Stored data
┄┄┄┄┄┄
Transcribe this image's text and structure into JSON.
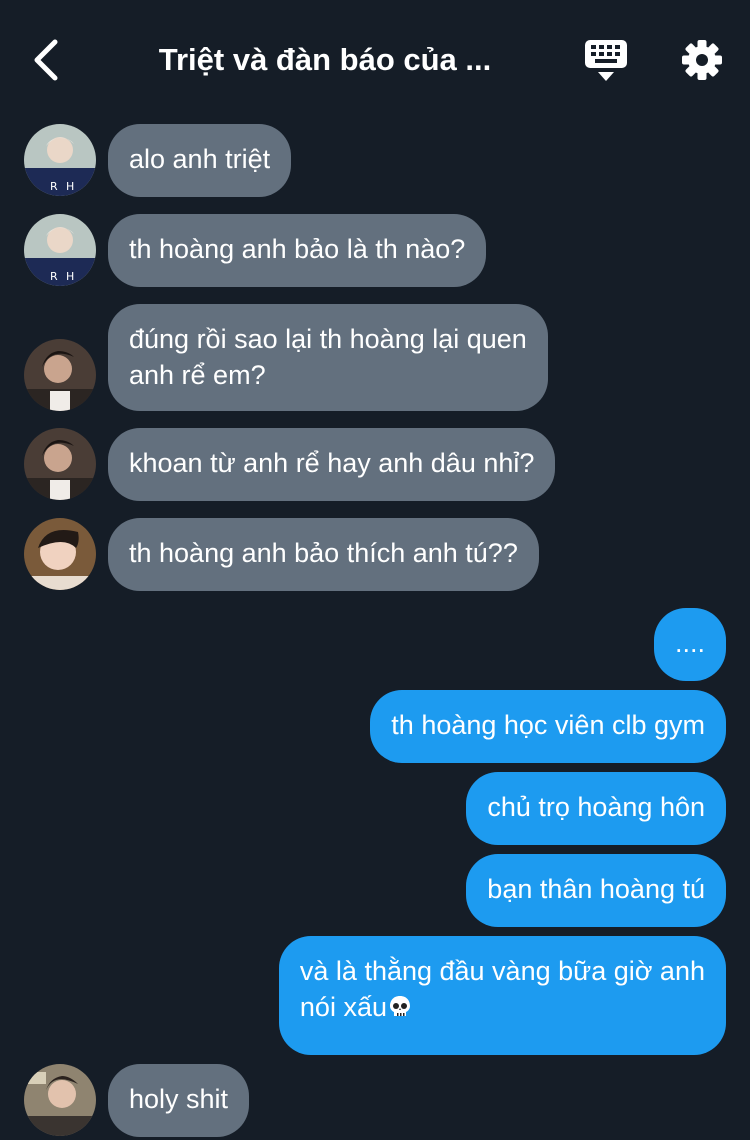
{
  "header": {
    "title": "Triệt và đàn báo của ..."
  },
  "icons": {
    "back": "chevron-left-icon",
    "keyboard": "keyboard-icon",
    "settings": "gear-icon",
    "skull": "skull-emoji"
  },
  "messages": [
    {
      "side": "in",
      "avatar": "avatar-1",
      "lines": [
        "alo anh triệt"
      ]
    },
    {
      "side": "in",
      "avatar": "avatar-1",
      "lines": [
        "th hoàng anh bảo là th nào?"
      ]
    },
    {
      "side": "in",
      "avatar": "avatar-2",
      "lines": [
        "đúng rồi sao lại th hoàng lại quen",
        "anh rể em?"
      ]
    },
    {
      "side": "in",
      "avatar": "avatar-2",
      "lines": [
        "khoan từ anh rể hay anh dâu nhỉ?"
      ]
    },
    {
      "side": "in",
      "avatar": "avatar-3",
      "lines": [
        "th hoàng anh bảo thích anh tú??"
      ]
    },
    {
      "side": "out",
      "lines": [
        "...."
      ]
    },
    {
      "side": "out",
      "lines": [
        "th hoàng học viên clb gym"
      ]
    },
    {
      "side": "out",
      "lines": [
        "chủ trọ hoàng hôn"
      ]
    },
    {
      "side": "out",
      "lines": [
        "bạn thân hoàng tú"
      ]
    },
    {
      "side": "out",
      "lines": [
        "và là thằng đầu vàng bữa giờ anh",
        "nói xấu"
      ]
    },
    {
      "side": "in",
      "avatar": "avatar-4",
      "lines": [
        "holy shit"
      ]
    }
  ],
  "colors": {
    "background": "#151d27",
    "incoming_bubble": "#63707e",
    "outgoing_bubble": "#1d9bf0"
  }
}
┄┄┄┄┄┄
■ What to do:
Output all the records, word for word, with no pictures in the copy.

■ Finished task:
Transcribe this image's text and structure into JSON.
{
  "header": {
    "title": "Triệt và đàn báo của ..."
  },
  "icons": {
    "back": "chevron-left-icon",
    "keyboard": "keyboard-icon",
    "settings": "gear-icon",
    "skull": "skull-emoji"
  },
  "messages": [
    {
      "side": "in",
      "avatar": "avatar-1",
      "lines": [
        "alo anh triệt"
      ]
    },
    {
      "side": "in",
      "avatar": "avatar-1",
      "lines": [
        "th hoàng anh bảo là th nào?"
      ]
    },
    {
      "side": "in",
      "avatar": "avatar-2",
      "lines": [
        "đúng rồi sao lại th hoàng lại quen",
        "anh rể em?"
      ]
    },
    {
      "side": "in",
      "avatar": "avatar-2",
      "lines": [
        "khoan từ anh rể hay anh dâu nhỉ?"
      ]
    },
    {
      "side": "in",
      "avatar": "avatar-3",
      "lines": [
        "th hoàng anh bảo thích anh tú??"
      ]
    },
    {
      "side": "out",
      "lines": [
        "...."
      ]
    },
    {
      "side": "out",
      "lines": [
        "th hoàng học viên clb gym"
      ]
    },
    {
      "side": "out",
      "lines": [
        "chủ trọ hoàng hôn"
      ]
    },
    {
      "side": "out",
      "lines": [
        "bạn thân hoàng tú"
      ]
    },
    {
      "side": "out",
      "lines": [
        "và là thằng đầu vàng bữa giờ anh",
        "nói xấu"
      ]
    },
    {
      "side": "in",
      "avatar": "avatar-4",
      "lines": [
        "holy shit"
      ]
    }
  ],
  "colors": {
    "background": "#151d27",
    "incoming_bubble": "#63707e",
    "outgoing_bubble": "#1d9bf0"
  }
}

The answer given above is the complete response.